▶ _WHAT TO WORK ON_:
Can you give the material below again with every "checkbox-label" changed to "option-label" and everything else left unchanged?

▶ _INFORMATION SHOWN_:
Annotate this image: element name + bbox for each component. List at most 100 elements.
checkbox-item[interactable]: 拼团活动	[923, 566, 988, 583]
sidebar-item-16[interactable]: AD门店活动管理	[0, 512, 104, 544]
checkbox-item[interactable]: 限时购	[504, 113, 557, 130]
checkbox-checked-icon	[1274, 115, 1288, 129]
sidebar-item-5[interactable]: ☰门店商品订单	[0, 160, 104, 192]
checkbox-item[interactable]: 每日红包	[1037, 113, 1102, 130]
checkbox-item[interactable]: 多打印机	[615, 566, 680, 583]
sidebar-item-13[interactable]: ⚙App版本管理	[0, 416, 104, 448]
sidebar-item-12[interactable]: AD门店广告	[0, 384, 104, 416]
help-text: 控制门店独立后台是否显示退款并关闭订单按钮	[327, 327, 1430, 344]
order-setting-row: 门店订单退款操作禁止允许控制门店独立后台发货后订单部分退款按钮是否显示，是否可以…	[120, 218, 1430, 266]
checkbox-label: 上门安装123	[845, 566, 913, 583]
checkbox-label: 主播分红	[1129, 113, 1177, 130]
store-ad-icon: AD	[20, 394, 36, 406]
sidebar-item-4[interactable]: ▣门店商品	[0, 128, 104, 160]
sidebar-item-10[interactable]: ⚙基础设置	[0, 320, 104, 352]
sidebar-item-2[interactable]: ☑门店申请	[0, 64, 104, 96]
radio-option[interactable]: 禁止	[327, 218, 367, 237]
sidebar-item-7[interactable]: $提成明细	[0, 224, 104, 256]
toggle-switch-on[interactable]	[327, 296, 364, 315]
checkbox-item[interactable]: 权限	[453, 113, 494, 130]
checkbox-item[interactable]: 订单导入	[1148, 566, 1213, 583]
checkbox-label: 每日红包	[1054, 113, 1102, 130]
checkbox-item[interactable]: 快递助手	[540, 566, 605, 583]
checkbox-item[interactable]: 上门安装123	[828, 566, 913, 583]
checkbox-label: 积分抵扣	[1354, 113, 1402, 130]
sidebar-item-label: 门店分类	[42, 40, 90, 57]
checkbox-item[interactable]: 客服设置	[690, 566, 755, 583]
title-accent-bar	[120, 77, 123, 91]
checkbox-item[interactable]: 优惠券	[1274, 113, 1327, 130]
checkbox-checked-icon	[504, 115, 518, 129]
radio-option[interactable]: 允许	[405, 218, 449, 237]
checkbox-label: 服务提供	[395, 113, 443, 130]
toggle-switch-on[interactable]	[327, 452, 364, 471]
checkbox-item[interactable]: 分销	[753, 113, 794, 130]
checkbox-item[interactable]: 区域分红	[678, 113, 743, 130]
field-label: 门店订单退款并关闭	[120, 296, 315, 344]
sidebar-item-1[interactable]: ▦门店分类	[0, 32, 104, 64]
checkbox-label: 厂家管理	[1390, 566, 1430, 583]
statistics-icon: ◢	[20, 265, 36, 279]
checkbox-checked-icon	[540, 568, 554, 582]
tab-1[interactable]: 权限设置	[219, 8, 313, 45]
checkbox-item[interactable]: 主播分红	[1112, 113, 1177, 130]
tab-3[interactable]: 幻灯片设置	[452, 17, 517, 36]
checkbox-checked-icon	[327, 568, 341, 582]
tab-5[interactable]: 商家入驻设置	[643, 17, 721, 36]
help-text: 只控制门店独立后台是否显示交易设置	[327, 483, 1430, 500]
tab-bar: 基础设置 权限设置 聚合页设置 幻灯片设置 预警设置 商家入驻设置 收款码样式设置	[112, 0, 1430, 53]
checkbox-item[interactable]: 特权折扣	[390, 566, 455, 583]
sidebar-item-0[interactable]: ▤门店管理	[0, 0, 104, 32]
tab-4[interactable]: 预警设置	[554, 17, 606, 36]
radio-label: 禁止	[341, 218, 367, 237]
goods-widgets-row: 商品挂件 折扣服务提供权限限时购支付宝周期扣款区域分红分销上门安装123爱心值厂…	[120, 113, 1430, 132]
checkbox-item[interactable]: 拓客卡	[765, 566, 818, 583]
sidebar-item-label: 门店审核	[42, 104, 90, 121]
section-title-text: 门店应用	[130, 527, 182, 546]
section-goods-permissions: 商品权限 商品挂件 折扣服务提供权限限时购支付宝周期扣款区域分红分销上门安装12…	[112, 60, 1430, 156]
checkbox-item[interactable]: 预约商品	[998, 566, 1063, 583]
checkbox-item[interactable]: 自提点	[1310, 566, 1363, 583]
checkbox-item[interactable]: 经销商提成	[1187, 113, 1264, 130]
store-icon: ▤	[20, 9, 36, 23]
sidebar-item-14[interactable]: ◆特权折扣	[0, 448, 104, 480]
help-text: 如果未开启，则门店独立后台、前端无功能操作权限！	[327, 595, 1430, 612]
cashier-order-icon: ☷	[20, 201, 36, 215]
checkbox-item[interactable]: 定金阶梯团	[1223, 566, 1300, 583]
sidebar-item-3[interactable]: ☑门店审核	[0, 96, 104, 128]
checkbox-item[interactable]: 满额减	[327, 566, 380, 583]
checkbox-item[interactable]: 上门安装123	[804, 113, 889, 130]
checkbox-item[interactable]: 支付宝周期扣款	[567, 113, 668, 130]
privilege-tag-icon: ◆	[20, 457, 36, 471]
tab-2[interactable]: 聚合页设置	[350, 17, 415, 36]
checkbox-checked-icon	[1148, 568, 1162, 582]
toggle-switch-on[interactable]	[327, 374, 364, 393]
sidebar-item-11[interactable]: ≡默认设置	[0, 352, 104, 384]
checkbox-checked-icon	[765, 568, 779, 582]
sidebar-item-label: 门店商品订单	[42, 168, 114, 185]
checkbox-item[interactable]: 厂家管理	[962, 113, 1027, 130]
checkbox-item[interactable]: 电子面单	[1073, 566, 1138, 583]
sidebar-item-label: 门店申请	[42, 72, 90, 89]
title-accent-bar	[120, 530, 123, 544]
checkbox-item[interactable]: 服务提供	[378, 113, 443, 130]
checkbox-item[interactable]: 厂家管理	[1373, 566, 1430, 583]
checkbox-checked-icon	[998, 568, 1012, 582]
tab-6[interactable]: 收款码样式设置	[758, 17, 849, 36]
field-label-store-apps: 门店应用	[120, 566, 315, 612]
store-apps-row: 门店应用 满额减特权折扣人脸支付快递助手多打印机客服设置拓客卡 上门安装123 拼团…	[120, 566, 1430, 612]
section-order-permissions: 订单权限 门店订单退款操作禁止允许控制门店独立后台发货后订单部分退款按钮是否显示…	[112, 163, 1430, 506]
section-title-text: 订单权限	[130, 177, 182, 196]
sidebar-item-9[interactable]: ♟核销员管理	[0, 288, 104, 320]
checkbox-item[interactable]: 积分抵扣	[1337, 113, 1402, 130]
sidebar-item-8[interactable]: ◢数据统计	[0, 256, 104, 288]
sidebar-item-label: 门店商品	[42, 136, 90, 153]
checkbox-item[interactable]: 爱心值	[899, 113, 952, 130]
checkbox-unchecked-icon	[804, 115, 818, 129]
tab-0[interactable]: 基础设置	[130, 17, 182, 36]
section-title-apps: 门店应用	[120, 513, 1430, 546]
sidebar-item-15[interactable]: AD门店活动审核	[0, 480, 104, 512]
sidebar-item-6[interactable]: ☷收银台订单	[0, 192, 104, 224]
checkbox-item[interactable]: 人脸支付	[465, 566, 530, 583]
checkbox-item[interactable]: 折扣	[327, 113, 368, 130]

▶ _SOLUTION TO THIS PROBLEM_:
Annotate this image: element name + bbox for each component. List at most 100 elements.
checkbox-item[interactable]: 拼团活动	[923, 566, 988, 583]
sidebar-item-16[interactable]: AD门店活动管理	[0, 512, 104, 544]
checkbox-item[interactable]: 限时购	[504, 113, 557, 130]
checkbox-checked-icon	[1274, 115, 1288, 129]
sidebar-item-5[interactable]: ☰门店商品订单	[0, 160, 104, 192]
checkbox-item[interactable]: 每日红包	[1037, 113, 1102, 130]
checkbox-item[interactable]: 多打印机	[615, 566, 680, 583]
sidebar-item-13[interactable]: ⚙App版本管理	[0, 416, 104, 448]
sidebar-item-12[interactable]: AD门店广告	[0, 384, 104, 416]
help-text: 控制门店独立后台是否显示退款并关闭订单按钮	[327, 327, 1430, 344]
order-setting-row: 门店订单退款操作禁止允许控制门店独立后台发货后订单部分退款按钮是否显示，是否可以…	[120, 218, 1430, 266]
option-label: 上门安装123	[845, 566, 913, 583]
option-label: 主播分红	[1129, 113, 1177, 130]
store-ad-icon: AD	[20, 394, 36, 406]
sidebar-item-4[interactable]: ▣门店商品	[0, 128, 104, 160]
sidebar-item-10[interactable]: ⚙基础设置	[0, 320, 104, 352]
sidebar-item-2[interactable]: ☑门店申请	[0, 64, 104, 96]
radio-option[interactable]: 禁止	[327, 218, 367, 237]
sidebar-item-7[interactable]: $提成明细	[0, 224, 104, 256]
toggle-switch-on[interactable]	[327, 296, 364, 315]
checkbox-item[interactable]: 权限	[453, 113, 494, 130]
checkbox-item[interactable]: 订单导入	[1148, 566, 1213, 583]
option-label: 每日红包	[1054, 113, 1102, 130]
checkbox-item[interactable]: 快递助手	[540, 566, 605, 583]
checkbox-item[interactable]: 上门安装123	[828, 566, 913, 583]
option-label: 积分抵扣	[1354, 113, 1402, 130]
sidebar-item-label: 门店分类	[42, 40, 90, 57]
checkbox-item[interactable]: 客服设置	[690, 566, 755, 583]
title-accent-bar	[120, 77, 123, 91]
checkbox-item[interactable]: 优惠券	[1274, 113, 1327, 130]
checkbox-checked-icon	[504, 115, 518, 129]
radio-option[interactable]: 允许	[405, 218, 449, 237]
option-label: 服务提供	[395, 113, 443, 130]
toggle-switch-on[interactable]	[327, 452, 364, 471]
checkbox-item[interactable]: 分销	[753, 113, 794, 130]
checkbox-item[interactable]: 区域分红	[678, 113, 743, 130]
field-label: 门店订单退款并关闭	[120, 296, 315, 344]
sidebar-item-1[interactable]: ▦门店分类	[0, 32, 104, 64]
option-label: 厂家管理	[1390, 566, 1430, 583]
statistics-icon: ◢	[20, 265, 36, 279]
checkbox-checked-icon	[540, 568, 554, 582]
tab-1[interactable]: 权限设置	[219, 8, 313, 45]
checkbox-item[interactable]: 主播分红	[1112, 113, 1177, 130]
tab-3[interactable]: 幻灯片设置	[452, 17, 517, 36]
checkbox-checked-icon	[327, 568, 341, 582]
tab-5[interactable]: 商家入驻设置	[643, 17, 721, 36]
help-text: 只控制门店独立后台是否显示交易设置	[327, 483, 1430, 500]
tab-bar: 基础设置 权限设置 聚合页设置 幻灯片设置 预警设置 商家入驻设置 收款码样式设置	[112, 0, 1430, 53]
checkbox-item[interactable]: 特权折扣	[390, 566, 455, 583]
sidebar-item-0[interactable]: ▤门店管理	[0, 0, 104, 32]
tab-4[interactable]: 预警设置	[554, 17, 606, 36]
radio-label: 禁止	[341, 218, 367, 237]
goods-widgets-row: 商品挂件 折扣服务提供权限限时购支付宝周期扣款区域分红分销上门安装123爱心值厂…	[120, 113, 1430, 132]
checkbox-item[interactable]: 拓客卡	[765, 566, 818, 583]
sidebar-item-label: 门店审核	[42, 104, 90, 121]
section-title-text: 门店应用	[130, 527, 182, 546]
section-goods-permissions: 商品权限 商品挂件 折扣服务提供权限限时购支付宝周期扣款区域分红分销上门安装12…	[112, 60, 1430, 156]
checkbox-item[interactable]: 预约商品	[998, 566, 1063, 583]
checkbox-item[interactable]: 自提点	[1310, 566, 1363, 583]
checkbox-item[interactable]: 经销商提成	[1187, 113, 1264, 130]
store-icon: ▤	[20, 9, 36, 23]
sidebar-item-14[interactable]: ◆特权折扣	[0, 448, 104, 480]
help-text: 如果未开启，则门店独立后台、前端无功能操作权限！	[327, 595, 1430, 612]
cashier-order-icon: ☷	[20, 201, 36, 215]
checkbox-item[interactable]: 定金阶梯团	[1223, 566, 1300, 583]
sidebar-item-3[interactable]: ☑门店审核	[0, 96, 104, 128]
checkbox-item[interactable]: 满额减	[327, 566, 380, 583]
checkbox-item[interactable]: 上门安装123	[804, 113, 889, 130]
checkbox-item[interactable]: 支付宝周期扣款	[567, 113, 668, 130]
privilege-tag-icon: ◆	[20, 457, 36, 471]
tab-2[interactable]: 聚合页设置	[350, 17, 415, 36]
checkbox-checked-icon	[1148, 568, 1162, 582]
toggle-switch-on[interactable]	[327, 374, 364, 393]
sidebar-item-11[interactable]: ≡默认设置	[0, 352, 104, 384]
checkbox-checked-icon	[765, 568, 779, 582]
sidebar-item-label: 门店商品订单	[42, 168, 114, 185]
checkbox-item[interactable]: 厂家管理	[962, 113, 1027, 130]
checkbox-item[interactable]: 电子面单	[1073, 566, 1138, 583]
sidebar-item-label: 门店申请	[42, 72, 90, 89]
title-accent-bar	[120, 530, 123, 544]
checkbox-item[interactable]: 服务提供	[378, 113, 443, 130]
checkbox-item[interactable]: 厂家管理	[1373, 566, 1430, 583]
checkbox-checked-icon	[998, 568, 1012, 582]
tab-6[interactable]: 收款码样式设置	[758, 17, 849, 36]
field-label-store-apps: 门店应用	[120, 566, 315, 612]
store-apps-row: 门店应用 满额减特权折扣人脸支付快递助手多打印机客服设置拓客卡 上门安装123 拼团…	[120, 566, 1430, 612]
section-order-permissions: 订单权限 门店订单退款操作禁止允许控制门店独立后台发货后订单部分退款按钮是否显示…	[112, 163, 1430, 506]
section-title-text: 订单权限	[130, 177, 182, 196]
sidebar-item-9[interactable]: ♟核销员管理	[0, 288, 104, 320]
checkbox-item[interactable]: 积分抵扣	[1337, 113, 1402, 130]
sidebar-item-8[interactable]: ◢数据统计	[0, 256, 104, 288]
sidebar-item-label: 门店商品	[42, 136, 90, 153]
checkbox-item[interactable]: 爱心值	[899, 113, 952, 130]
checkbox-unchecked-icon	[804, 115, 818, 129]
tab-0[interactable]: 基础设置	[130, 17, 182, 36]
section-title-apps: 门店应用	[120, 513, 1430, 546]
sidebar-item-15[interactable]: AD门店活动审核	[0, 480, 104, 512]
sidebar-item-6[interactable]: ☷收银台订单	[0, 192, 104, 224]
checkbox-item[interactable]: 人脸支付	[465, 566, 530, 583]
checkbox-item[interactable]: 折扣	[327, 113, 368, 130]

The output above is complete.